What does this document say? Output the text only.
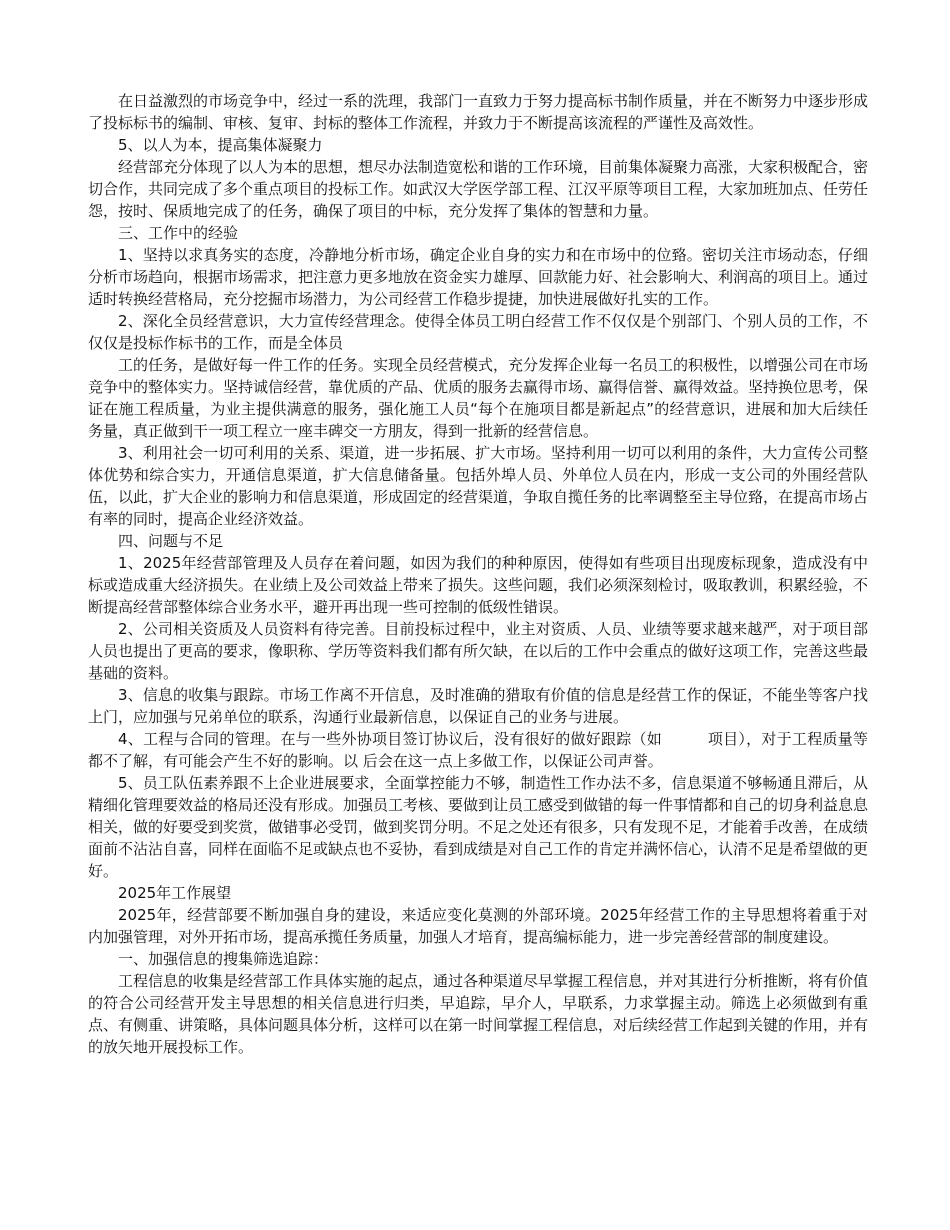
在日益激烈的市场竞争中，经过一系的洗理，我部门一直致力于努力提高标书制作质量，并在不断努力中逐步形成了投标标书的编制、审核、复审、封标的整体工作流程，并致力于不断提高该流程的严谨性及高效性。

5、以人为本，提高集体凝聚力

经营部充分体现了以人为本的思想，想尽办法制造宽松和谐的工作环境，目前集体凝聚力高涨，大家积极配合，密切合作，共同完成了多个重点项目的投标工作。如武汉大学医学部工程、江汉平原等项目工程，大家加班加点、任劳任怨，按时、保质地完成了的任务，确保了项目的中标，充分发挥了集体的智慧和力量。

三、工作中的经验

1、坚持以求真务实的态度，冷静地分析市场，确定企业自身的实力和在市场中的位臵。密切关注市场动态，仔细分析市场趋向，根据市场需求，把注意力更多地放在资金实力雄厚、回款能力好、社会影响大、利润高的项目上。通过适时转换经营格局，充分挖掘市场潜力，为公司经营工作稳步提捷，加快进展做好扎实的工作。

2、深化全员经营意识，大力宣传经营理念。使得全体员工明白经营工作不仅仅是个别部门、个别人员的工作，不仅仅是投标作标书的工作，而是全体员

工的任务，是做好每一件工作的任务。实现全员经营模式，充分发挥企业每一名员工的积极性，以增强公司在市场竞争中的整体实力。坚持诚信经营，靠优质的产品、优质的服务去赢得市场、赢得信誉、赢得效益。坚持换位思考，保证在施工程质量，为业主提供满意的服务，强化施工人员“每个在施项目都是新起点”的经营意识，进展和加大后续任务量，真正做到干一项工程立一座丰碑交一方朋友，得到一批新的经营信息。

3、利用社会一切可利用的关系、渠道，进一步拓展、扩大市场。坚持利用一切可以利用的条件，大力宣传公司整体优势和综合实力，开通信息渠道，扩大信息储备量。包括外埠人员、外单位人员在内，形成一支公司的外围经营队伍，以此，扩大企业的影响力和信息渠道，形成固定的经营渠道，争取自揽任务的比率调整至主导位臵，在提高市场占有率的同时，提高企业经济效益。

四、问题与不足

1、2025年经营部管理及人员存在着问题，如因为我们的种种原因，使得如有些项目出现废标现象，造成没有中标或造成重大经济损失。在业绩上及公司效益上带来了损失。这些问题，我们必须深刻检讨，吸取教训，积累经验，不断提高经营部整体综合业务水平，避开再出现一些可控制的低级性错误。

2、公司相关资质及人员资料有待完善。目前投标过程中，业主对资质、人员、业绩等要求越来越严，对于项目部人员也提出了更高的要求，像职称、学历等资料我们都有所欠缺，在以后的工作中会重点的做好这项工作，完善这些最基础的资料。

3、信息的收集与跟踪。市场工作离不开信息，及时准确的猎取有价值的信息是经营工作的保证，不能坐等客户找上门，应加强与兄弟单位的联系，沟通行业最新信息，以保证自己的业务与进展。

4、工程与合同的管理。在与一些外协项目签订协议后，没有很好的做好跟踪（如　　　项目），对于工程质量等都不了解，有可能会产生不好的影响。以 后会在这一点上多做工作，以保证公司声誉。

5、员工队伍素养跟不上企业进展要求，全面掌控能力不够，制造性工作办法不多，信息渠道不够畅通且滞后，从精细化管理要效益的格局还没有形成。加强员工考核、要做到让员工感受到做错的每一件事情都和自己的切身利益息息相关，做的好要受到奖赏，做错事必受罚，做到奖罚分明。不足之处还有很多，只有发现不足，才能着手改善，在成绩面前不沾沾自喜，同样在面临不足或缺点也不妥协，看到成绩是对自己工作的肯定并满怀信心，认清不足是希望做的更好。

2025年工作展望

2025年，经营部要不断加强自身的建设，来适应变化莫测的外部环境。2025年经营工作的主导思想将着重于对内加强管理，对外开拓市场，提高承揽任务质量，加强人才培育，提高编标能力，进一步完善经营部的制度建设。

一、加强信息的搜集筛选追踪：

工程信息的收集是经营部工作具体实施的起点，通过各种渠道尽早掌握工程信息，并对其进行分析推断，将有价值的符合公司经营开发主导思想的相关信息进行归类，早追踪，早介人，早联系，力求掌握主动。筛选上必须做到有重点、有侧重、讲策略，具体问题具体分析，这样可以在第一时间掌握工程信息，对后续经营工作起到关键的作用，并有的放矢地开展投标工作。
--*--
### Challenge
Pictures in the records above are not copied; print everything else exactly.

### Solution for this problem
What does this document say? Output the text only.
在日益激烈的市场竞争中，经过一系的洗理，我部门一直致力于努力提高标书制作质量，并在不断努力中逐步形成了投标标书的编制、审核、复审、封标的整体工作流程，并致力于不断提高该流程的严谨性及高效性。

5、以人为本，提高集体凝聚力

经营部充分体现了以人为本的思想，想尽办法制造宽松和谐的工作环境，目前集体凝聚力高涨，大家积极配合，密切合作，共同完成了多个重点项目的投标工作。如武汉大学医学部工程、江汉平原等项目工程，大家加班加点、任劳任怨，按时、保质地完成了的任务，确保了项目的中标，充分发挥了集体的智慧和力量。

三、工作中的经验

1、坚持以求真务实的态度，冷静地分析市场，确定企业自身的实力和在市场中的位臵。密切关注市场动态，仔细分析市场趋向，根据市场需求，把注意力更多地放在资金实力雄厚、回款能力好、社会影响大、利润高的项目上。通过适时转换经营格局，充分挖掘市场潜力，为公司经营工作稳步提捷，加快进展做好扎实的工作。

2、深化全员经营意识，大力宣传经营理念。使得全体员工明白经营工作不仅仅是个别部门、个别人员的工作，不仅仅是投标作标书的工作，而是全体员

工的任务，是做好每一件工作的任务。实现全员经营模式，充分发挥企业每一名员工的积极性，以增强公司在市场竞争中的整体实力。坚持诚信经营，靠优质的产品、优质的服务去赢得市场、赢得信誉、赢得效益。坚持换位思考，保证在施工程质量，为业主提供满意的服务，强化施工人员“每个在施项目都是新起点”的经营意识，进展和加大后续任务量，真正做到干一项工程立一座丰碑交一方朋友，得到一批新的经营信息。

3、利用社会一切可利用的关系、渠道，进一步拓展、扩大市场。坚持利用一切可以利用的条件，大力宣传公司整体优势和综合实力，开通信息渠道，扩大信息储备量。包括外埠人员、外单位人员在内，形成一支公司的外围经营队伍，以此，扩大企业的影响力和信息渠道，形成固定的经营渠道，争取自揽任务的比率调整至主导位臵，在提高市场占有率的同时，提高企业经济效益。

四、问题与不足

1、2025年经营部管理及人员存在着问题，如因为我们的种种原因，使得如有些项目出现废标现象，造成没有中标或造成重大经济损失。在业绩上及公司效益上带来了损失。这些问题，我们必须深刻检讨，吸取教训，积累经验，不断提高经营部整体综合业务水平，避开再出现一些可控制的低级性错误。

2、公司相关资质及人员资料有待完善。目前投标过程中，业主对资质、人员、业绩等要求越来越严，对于项目部人员也提出了更高的要求，像职称、学历等资料我们都有所欠缺，在以后的工作中会重点的做好这项工作，完善这些最基础的资料。

3、信息的收集与跟踪。市场工作离不开信息，及时准确的猎取有价值的信息是经营工作的保证，不能坐等客户找上门，应加强与兄弟单位的联系，沟通行业最新信息，以保证自己的业务与进展。

4、工程与合同的管理。在与一些外协项目签订协议后，没有很好的做好跟踪（如　　　项目），对于工程质量等都不了解，有可能会产生不好的影响。以 后会在这一点上多做工作，以保证公司声誉。

5、员工队伍素养跟不上企业进展要求，全面掌控能力不够，制造性工作办法不多，信息渠道不够畅通且滞后，从精细化管理要效益的格局还没有形成。加强员工考核、要做到让员工感受到做错的每一件事情都和自己的切身利益息息相关，做的好要受到奖赏，做错事必受罚，做到奖罚分明。不足之处还有很多，只有发现不足，才能着手改善，在成绩面前不沾沾自喜，同样在面临不足或缺点也不妥协，看到成绩是对自己工作的肯定并满怀信心，认清不足是希望做的更好。

2025年工作展望

2025年，经营部要不断加强自身的建设，来适应变化莫测的外部环境。2025年经营工作的主导思想将着重于对内加强管理，对外开拓市场，提高承揽任务质量，加强人才培育，提高编标能力，进一步完善经营部的制度建设。

一、加强信息的搜集筛选追踪：

工程信息的收集是经营部工作具体实施的起点，通过各种渠道尽早掌握工程信息，并对其进行分析推断，将有价值的符合公司经营开发主导思想的相关信息进行归类，早追踪，早介人，早联系，力求掌握主动。筛选上必须做到有重点、有侧重、讲策略，具体问题具体分析，这样可以在第一时间掌握工程信息，对后续经营工作起到关键的作用，并有的放矢地开展投标工作。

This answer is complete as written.